Begin
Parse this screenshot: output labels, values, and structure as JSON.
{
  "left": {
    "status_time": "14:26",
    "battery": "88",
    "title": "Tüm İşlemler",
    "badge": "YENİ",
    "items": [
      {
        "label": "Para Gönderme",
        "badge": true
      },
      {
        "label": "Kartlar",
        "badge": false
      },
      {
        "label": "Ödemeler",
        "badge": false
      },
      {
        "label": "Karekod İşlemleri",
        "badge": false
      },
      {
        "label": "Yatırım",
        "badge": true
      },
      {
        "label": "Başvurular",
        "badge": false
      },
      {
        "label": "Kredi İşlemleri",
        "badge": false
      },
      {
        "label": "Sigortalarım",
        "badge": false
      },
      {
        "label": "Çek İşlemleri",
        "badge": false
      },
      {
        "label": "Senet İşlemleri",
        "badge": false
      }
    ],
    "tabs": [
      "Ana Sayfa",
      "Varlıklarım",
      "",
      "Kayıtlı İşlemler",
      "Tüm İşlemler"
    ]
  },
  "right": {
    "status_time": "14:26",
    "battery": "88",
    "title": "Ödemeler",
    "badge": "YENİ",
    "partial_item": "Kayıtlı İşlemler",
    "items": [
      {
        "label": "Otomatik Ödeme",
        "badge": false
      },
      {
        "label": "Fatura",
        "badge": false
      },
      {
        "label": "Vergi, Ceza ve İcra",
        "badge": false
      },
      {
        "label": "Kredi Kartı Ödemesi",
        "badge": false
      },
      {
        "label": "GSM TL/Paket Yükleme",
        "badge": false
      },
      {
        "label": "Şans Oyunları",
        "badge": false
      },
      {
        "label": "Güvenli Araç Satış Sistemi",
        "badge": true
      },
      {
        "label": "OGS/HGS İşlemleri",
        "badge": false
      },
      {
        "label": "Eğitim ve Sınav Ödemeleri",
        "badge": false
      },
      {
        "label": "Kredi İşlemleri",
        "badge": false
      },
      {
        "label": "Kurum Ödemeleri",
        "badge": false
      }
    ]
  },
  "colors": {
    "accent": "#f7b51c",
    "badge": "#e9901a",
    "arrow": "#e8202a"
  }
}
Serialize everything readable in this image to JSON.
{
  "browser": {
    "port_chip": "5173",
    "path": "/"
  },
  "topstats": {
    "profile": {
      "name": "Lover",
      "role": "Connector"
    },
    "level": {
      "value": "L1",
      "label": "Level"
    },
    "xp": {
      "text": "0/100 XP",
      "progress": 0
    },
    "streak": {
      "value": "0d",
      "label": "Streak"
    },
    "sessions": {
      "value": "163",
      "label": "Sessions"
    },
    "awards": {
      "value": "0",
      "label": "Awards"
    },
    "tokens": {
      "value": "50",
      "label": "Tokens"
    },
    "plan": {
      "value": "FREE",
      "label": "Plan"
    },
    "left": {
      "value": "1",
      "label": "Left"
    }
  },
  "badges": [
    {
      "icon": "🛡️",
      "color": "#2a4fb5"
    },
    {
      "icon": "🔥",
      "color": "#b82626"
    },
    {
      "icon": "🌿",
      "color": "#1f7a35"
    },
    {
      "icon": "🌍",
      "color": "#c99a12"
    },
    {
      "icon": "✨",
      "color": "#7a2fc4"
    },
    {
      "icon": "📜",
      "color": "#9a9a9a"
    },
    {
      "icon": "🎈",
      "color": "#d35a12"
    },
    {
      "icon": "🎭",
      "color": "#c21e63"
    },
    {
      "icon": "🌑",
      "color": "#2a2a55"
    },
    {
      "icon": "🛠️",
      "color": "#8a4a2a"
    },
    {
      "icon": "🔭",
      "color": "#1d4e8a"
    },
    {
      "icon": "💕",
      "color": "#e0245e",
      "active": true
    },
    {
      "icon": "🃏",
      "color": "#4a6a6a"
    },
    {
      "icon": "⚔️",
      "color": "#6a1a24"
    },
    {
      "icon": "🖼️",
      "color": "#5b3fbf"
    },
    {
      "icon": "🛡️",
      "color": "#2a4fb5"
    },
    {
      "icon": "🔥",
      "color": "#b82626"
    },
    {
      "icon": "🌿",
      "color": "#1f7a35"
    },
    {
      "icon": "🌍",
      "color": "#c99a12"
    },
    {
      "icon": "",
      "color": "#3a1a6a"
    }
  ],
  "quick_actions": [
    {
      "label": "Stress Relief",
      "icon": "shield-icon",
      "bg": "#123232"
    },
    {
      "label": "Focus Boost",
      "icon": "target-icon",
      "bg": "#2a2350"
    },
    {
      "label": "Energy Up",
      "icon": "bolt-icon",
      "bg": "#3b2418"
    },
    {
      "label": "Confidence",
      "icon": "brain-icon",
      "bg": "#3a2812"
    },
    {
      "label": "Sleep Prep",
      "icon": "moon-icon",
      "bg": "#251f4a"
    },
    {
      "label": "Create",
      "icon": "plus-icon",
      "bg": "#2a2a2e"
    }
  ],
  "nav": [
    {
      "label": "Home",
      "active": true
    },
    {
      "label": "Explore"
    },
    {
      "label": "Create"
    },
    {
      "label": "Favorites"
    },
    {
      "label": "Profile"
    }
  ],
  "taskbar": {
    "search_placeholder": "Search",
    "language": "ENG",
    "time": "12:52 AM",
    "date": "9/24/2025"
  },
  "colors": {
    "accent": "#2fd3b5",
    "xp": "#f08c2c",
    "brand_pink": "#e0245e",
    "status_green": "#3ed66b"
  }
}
End
PROBLEM TO SOLVE —
Output all preceding records character for character.

RESULT OF THIS EXERCISE —
Parse this screenshot: output labels, values, and structure as JSON.
{
  "left": {
    "status_time": "14:26",
    "battery": "88",
    "title": "Tüm İşlemler",
    "badge": "YENİ",
    "items": [
      {
        "label": "Para Gönderme",
        "badge": true
      },
      {
        "label": "Kartlar",
        "badge": false
      },
      {
        "label": "Ödemeler",
        "badge": false
      },
      {
        "label": "Karekod İşlemleri",
        "badge": false
      },
      {
        "label": "Yatırım",
        "badge": true
      },
      {
        "label": "Başvurular",
        "badge": false
      },
      {
        "label": "Kredi İşlemleri",
        "badge": false
      },
      {
        "label": "Sigortalarım",
        "badge": false
      },
      {
        "label": "Çek İşlemleri",
        "badge": false
      },
      {
        "label": "Senet İşlemleri",
        "badge": false
      }
    ],
    "tabs": [
      "Ana Sayfa",
      "Varlıklarım",
      "",
      "Kayıtlı İşlemler",
      "Tüm İşlemler"
    ]
  },
  "right": {
    "status_time": "14:26",
    "battery": "88",
    "title": "Ödemeler",
    "badge": "YENİ",
    "partial_item": "Kayıtlı İşlemler",
    "items": [
      {
        "label": "Otomatik Ödeme",
        "badge": false
      },
      {
        "label": "Fatura",
        "badge": false
      },
      {
        "label": "Vergi, Ceza ve İcra",
        "badge": false
      },
      {
        "label": "Kredi Kartı Ödemesi",
        "badge": false
      },
      {
        "label": "GSM TL/Paket Yükleme",
        "badge": false
      },
      {
        "label": "Şans Oyunları",
        "badge": false
      },
      {
        "label": "Güvenli Araç Satış Sistemi",
        "badge": true
      },
      {
        "label": "OGS/HGS İşlemleri",
        "badge": false
      },
      {
        "label": "Eğitim ve Sınav Ödemeleri",
        "badge": false
      },
      {
        "label": "Kredi İşlemleri",
        "badge": false
      },
      {
        "label": "Kurum Ödemeleri",
        "badge": false
      }
    ]
  },
  "colors": {
    "accent": "#f7b51c",
    "badge": "#e9901a",
    "arrow": "#e8202a"
  }
}
Serialize everything readable in this image to JSON.
{
  "browser": {
    "port_chip": "5173",
    "path": "/"
  },
  "topstats": {
    "profile": {
      "name": "Lover",
      "role": "Connector"
    },
    "level": {
      "value": "L1",
      "label": "Level"
    },
    "xp": {
      "text": "0/100 XP",
      "progress": 0
    },
    "streak": {
      "value": "0d",
      "label": "Streak"
    },
    "sessions": {
      "value": "163",
      "label": "Sessions"
    },
    "awards": {
      "value": "0",
      "label": "Awards"
    },
    "tokens": {
      "value": "50",
      "label": "Tokens"
    },
    "plan": {
      "value": "FREE",
      "label": "Plan"
    },
    "left": {
      "value": "1",
      "label": "Left"
    }
  },
  "badges": [
    {
      "icon": "🛡️",
      "color": "#2a4fb5"
    },
    {
      "icon": "🔥",
      "color": "#b82626"
    },
    {
      "icon": "🌿",
      "color": "#1f7a35"
    },
    {
      "icon": "🌍",
      "color": "#c99a12"
    },
    {
      "icon": "✨",
      "color": "#7a2fc4"
    },
    {
      "icon": "📜",
      "color": "#9a9a9a"
    },
    {
      "icon": "🎈",
      "color": "#d35a12"
    },
    {
      "icon": "🎭",
      "color": "#c21e63"
    },
    {
      "icon": "🌑",
      "color": "#2a2a55"
    },
    {
      "icon": "🛠️",
      "color": "#8a4a2a"
    },
    {
      "icon": "🔭",
      "color": "#1d4e8a"
    },
    {
      "icon": "💕",
      "color": "#e0245e",
      "active": true
    },
    {
      "icon": "🃏",
      "color": "#4a6a6a"
    },
    {
      "icon": "⚔️",
      "color": "#6a1a24"
    },
    {
      "icon": "🖼️",
      "color": "#5b3fbf"
    },
    {
      "icon": "🛡️",
      "color": "#2a4fb5"
    },
    {
      "icon": "🔥",
      "color": "#b82626"
    },
    {
      "icon": "🌿",
      "color": "#1f7a35"
    },
    {
      "icon": "🌍",
      "color": "#c99a12"
    },
    {
      "icon": "",
      "color": "#3a1a6a"
    }
  ],
  "quick_actions": [
    {
      "label": "Stress Relief",
      "icon": "shield-icon",
      "bg": "#123232"
    },
    {
      "label": "Focus Boost",
      "icon": "target-icon",
      "bg": "#2a2350"
    },
    {
      "label": "Energy Up",
      "icon": "bolt-icon",
      "bg": "#3b2418"
    },
    {
      "label": "Confidence",
      "icon": "brain-icon",
      "bg": "#3a2812"
    },
    {
      "label": "Sleep Prep",
      "icon": "moon-icon",
      "bg": "#251f4a"
    },
    {
      "label": "Create",
      "icon": "plus-icon",
      "bg": "#2a2a2e"
    }
  ],
  "nav": [
    {
      "label": "Home",
      "active": true
    },
    {
      "label": "Explore"
    },
    {
      "label": "Create"
    },
    {
      "label": "Favorites"
    },
    {
      "label": "Profile"
    }
  ],
  "taskbar": {
    "search_placeholder": "Search",
    "language": "ENG",
    "time": "12:52 AM",
    "date": "9/24/2025"
  },
  "colors": {
    "accent": "#2fd3b5",
    "xp": "#f08c2c",
    "brand_pink": "#e0245e",
    "status_green": "#3ed66b"
  }
}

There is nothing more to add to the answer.